## Extrait du texte
::::::::
Cette demande est présentée en vertu du paragraphe 16(1) de la Loi sur l’immigration et la protection des réfugiés qui prévoit que l’auteur d’une demande au titre de la Loi doit donner les renseignements et tous éléments de preuve pertinents et présenter les documents requis. […] Par conséquent, à défaut de vous conformer à cette exigence, votre demande pourrait être refusée.

[…]

 

(Souligné dans l’original.)

 

 

[9]               Dans trois cas, le bureau des visas de Varsovie a reçu une notification d’état de remise après l’envoi du courriel, qui énonçait ce qui suit :

[traduction]

Objet : TR : Notification d’état de remise  (relais)

 

Cette notification d’état de remise est générée automatiquement.

 

Votre message a été correctement relayé aux destinataires suivants mais il se peut que la destination ne génère pas les notifications d’état de remise demandées.

 

            INFO@CIP‑CANADA.COM

 

 

[10]           Les notes du STIDI prises dans ces cas ont consigné ce message comme une confirmation de réception ou de livraison.

 

[11]           Aucun des demandeurs n’a répondu, directement ou par l’intermédiaire du consultant.

 

[12]           Des agents des visas ont examiné les six dossiers entre le 28 octobre 2009 et le 26 novembre 2009. Dans chacun des cas, l’agent d’examen a conclu que le demandeur n’avait pas fourni des renseignements établissant son admissibilité à l’immigration et qu’il n’était pas interdit de territoire au Canada. L’agent des visas a rejeté chacune des demandes parce que le demandeur ne s’est pas conformé à l’exigence de fournir les renseignements demandés, comme le prévoit le paragraphe 16(1) de la Loi sur l’immigration et la protection des réfugiés, L.C. 2001, ch. 27 (la LIPR). La demande de Mme Yazdani a été rejetée le 28 octobre 2009.

 

 

Le consultant en immigration

 

[13]           M. Azimzadeh est consultant en immigration depuis onze ans. Il est membre en règle de la Société canadienne des consultants en immigration. Il exploite une entreprise prospère de consultation en immigration.

 

[14]           M. Azimzadeh a déclaré dans son affidavit qu’il n’a jamais reçu ces six demandes de renseignements additionnels envoyées par courriel, dont celle concernant Mme Yazdani.

 

 

La réponse aux courriels en matière d’immigration

 

[15]           M. Azimzadeh s’est occupé de 250 dossiers d’immigration entre le 28 juin et le 31 août 2009. Il a déclaré dans son affidavit qu’il répond normalement à la correspondance d’Immigration Canada le jour suivant sa réception, dans la pratique courante de ses activités. Il a dit avoir reçu des courriels d’Immigration Canada concernant 107 dossiers d’immigration durant la période du 28 juin au 31 août 2009 et a présenté la liste des numéros de dossier pour permettre la vérification de sa déclaration. Ces courriels ont été envoyés ou reçus au cours de la même période où les courriels de Varsovie ont été envoyés.
::::::::
## Votre tâche
Répondez aux questions suivantes d'après l'extrait du texte ci-dessus.
1. Dans combien de cas le bureau des visas de Varsovie a-t-il reçu une notification d'état de remise après l'envoi du courriel ?
2. À quelle date la demande de Mme Yazdani a-t-elle été rejetée ?
3. Depuis combien d'années M. Azimzadeh est-il consultant en immigration ?
::::::::
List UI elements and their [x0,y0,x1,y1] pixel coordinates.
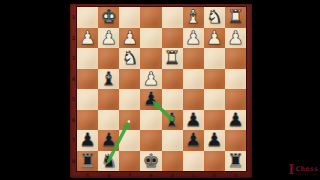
file-labels: hgfedcba [77,171,246,178]
file-label-g: g [98,171,119,178]
square-b5 [204,89,225,110]
file-label-f: f [119,171,140,178]
white-rook-a1: ♜ [227,8,244,27]
square-c5 [183,89,204,110]
square-e6 [140,110,161,131]
black-knight-g8: ♞ [100,151,117,170]
square-h3 [77,48,98,69]
square-e2 [140,28,161,49]
white-pawn-a2: ♟ [227,28,244,47]
square-b3 [204,48,225,69]
black-king-e8: ♚ [143,151,160,170]
white-knight-b1: ♞ [206,8,223,27]
video-frame: 12345678 ♚♝♞♜♟♟♟♟♟♟♞♜♝♟♟♝♟♟♟♟♟♟♜♞♚♜ hgfe… [0,0,320,180]
rank-label-6: 6 [70,110,77,131]
rank-label-2: 2 [70,28,77,49]
white-pawn-f2: ♟ [122,28,139,47]
rank-label-5: 5 [70,89,77,110]
square-b4 [204,69,225,90]
square-e7 [140,130,161,151]
chess-board: 12345678 ♚♝♞♜♟♟♟♟♟♟♞♜♝♟♟♝♟♟♟♟♟♟♜♞♚♜ hgfe… [70,4,252,178]
square-c8 [183,151,204,172]
square-g4: ♝ [98,69,119,90]
square-g3 [98,48,119,69]
square-d2 [162,28,183,49]
black-pawn-c7: ♟ [185,131,202,150]
rank-label-8: 8 [70,151,77,172]
black-pawn-h7: ♟ [79,131,96,150]
board-squares: ♚♝♞♜♟♟♟♟♟♟♞♜♝♟♟♝♟♟♟♟♟♟♜♞♚♜ [77,7,246,171]
rank-label-1: 1 [70,7,77,28]
square-e8: ♚ [140,151,161,172]
square-f1 [119,7,140,28]
black-rook-a8: ♜ [227,151,244,170]
square-c7: ♟ [183,130,204,151]
black-pawn-a6: ♟ [227,110,244,129]
square-b8 [204,151,225,172]
square-h1 [77,7,98,28]
square-e1 [140,7,161,28]
square-h6 [77,110,98,131]
black-rook-h8: ♜ [79,151,96,170]
square-a1: ♜ [225,7,246,28]
square-h2: ♟ [77,28,98,49]
file-label-b: b [204,171,225,178]
file-label-h: h [77,171,98,178]
black-bishop-g4: ♝ [100,69,117,88]
file-label-e: e [140,171,161,178]
logo-subtext: ichess.net [295,172,318,177]
square-g8: ♞ [98,151,119,172]
logo-piece-icon: I [288,163,294,176]
square-b7: ♟ [204,130,225,151]
black-pawn-g7: ♟ [100,131,117,150]
file-label-a: a [225,171,246,178]
square-c6: ♟ [183,110,204,131]
square-g2: ♟ [98,28,119,49]
white-pawn-h2: ♟ [79,28,96,47]
square-c4 [183,69,204,90]
square-e3 [140,48,161,69]
square-d6: ♝ [162,110,183,131]
square-a7 [225,130,246,151]
square-f4 [119,69,140,90]
square-b1: ♞ [204,7,225,28]
black-pawn-c6: ♟ [185,110,202,129]
white-pawn-b2: ♟ [206,28,223,47]
square-h7: ♟ [77,130,98,151]
square-c1: ♝ [183,7,204,28]
square-g1: ♚ [98,7,119,28]
square-f3: ♞ [119,48,140,69]
square-a4 [225,69,246,90]
square-h8: ♜ [77,151,98,172]
square-f6 [119,110,140,131]
square-f5 [119,89,140,110]
white-pawn-e4: ♟ [143,69,160,88]
square-h4 [77,69,98,90]
white-bishop-c1: ♝ [185,8,202,27]
rank-label-3: 3 [70,48,77,69]
square-g6 [98,110,119,131]
rank-label-7: 7 [70,130,77,151]
square-b6 [204,110,225,131]
square-a6: ♟ [225,110,246,131]
square-a2: ♟ [225,28,246,49]
white-rook-d3: ♜ [164,49,181,68]
square-e4: ♟ [140,69,161,90]
square-a5 [225,89,246,110]
square-c3 [183,48,204,69]
white-knight-f3: ♞ [122,49,139,68]
rank-label-4: 4 [70,69,77,90]
square-a3 [225,48,246,69]
square-d8 [162,151,183,172]
black-pawn-e5: ♟ [143,90,160,109]
rank-labels: 12345678 [70,7,77,171]
white-pawn-c2: ♟ [185,28,202,47]
square-d5 [162,89,183,110]
square-h5 [77,89,98,110]
square-a8: ♜ [225,151,246,172]
chess-logo-watermark: I Chess ichess.net [288,163,318,177]
square-d1 [162,7,183,28]
square-f7 [119,130,140,151]
black-pawn-b7: ♟ [206,131,223,150]
square-g7: ♟ [98,130,119,151]
white-pawn-g2: ♟ [100,28,117,47]
square-d4 [162,69,183,90]
file-label-c: c [183,171,204,178]
square-e5: ♟ [140,89,161,110]
square-f2: ♟ [119,28,140,49]
white-king-g1: ♚ [100,8,117,27]
square-b2: ♟ [204,28,225,49]
square-c2: ♟ [183,28,204,49]
file-label-d: d [162,171,183,178]
square-d3: ♜ [162,48,183,69]
black-bishop-d6: ♝ [164,110,181,129]
square-f8 [119,151,140,172]
square-d7 [162,130,183,151]
logo-text-block: Chess ichess.net [295,166,318,177]
square-g5 [98,89,119,110]
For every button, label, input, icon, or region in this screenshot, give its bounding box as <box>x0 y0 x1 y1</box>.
::::::::
## Réponse attendue
1. Le bureau des visas de Varsovie a reçu une notification d'état de remise dans trois cas.
2. La demande de Mme Yazdani a été rejetée le 28 octobre 2009.
3. M. Azimzadeh est consultant en immigration depuis onze ans.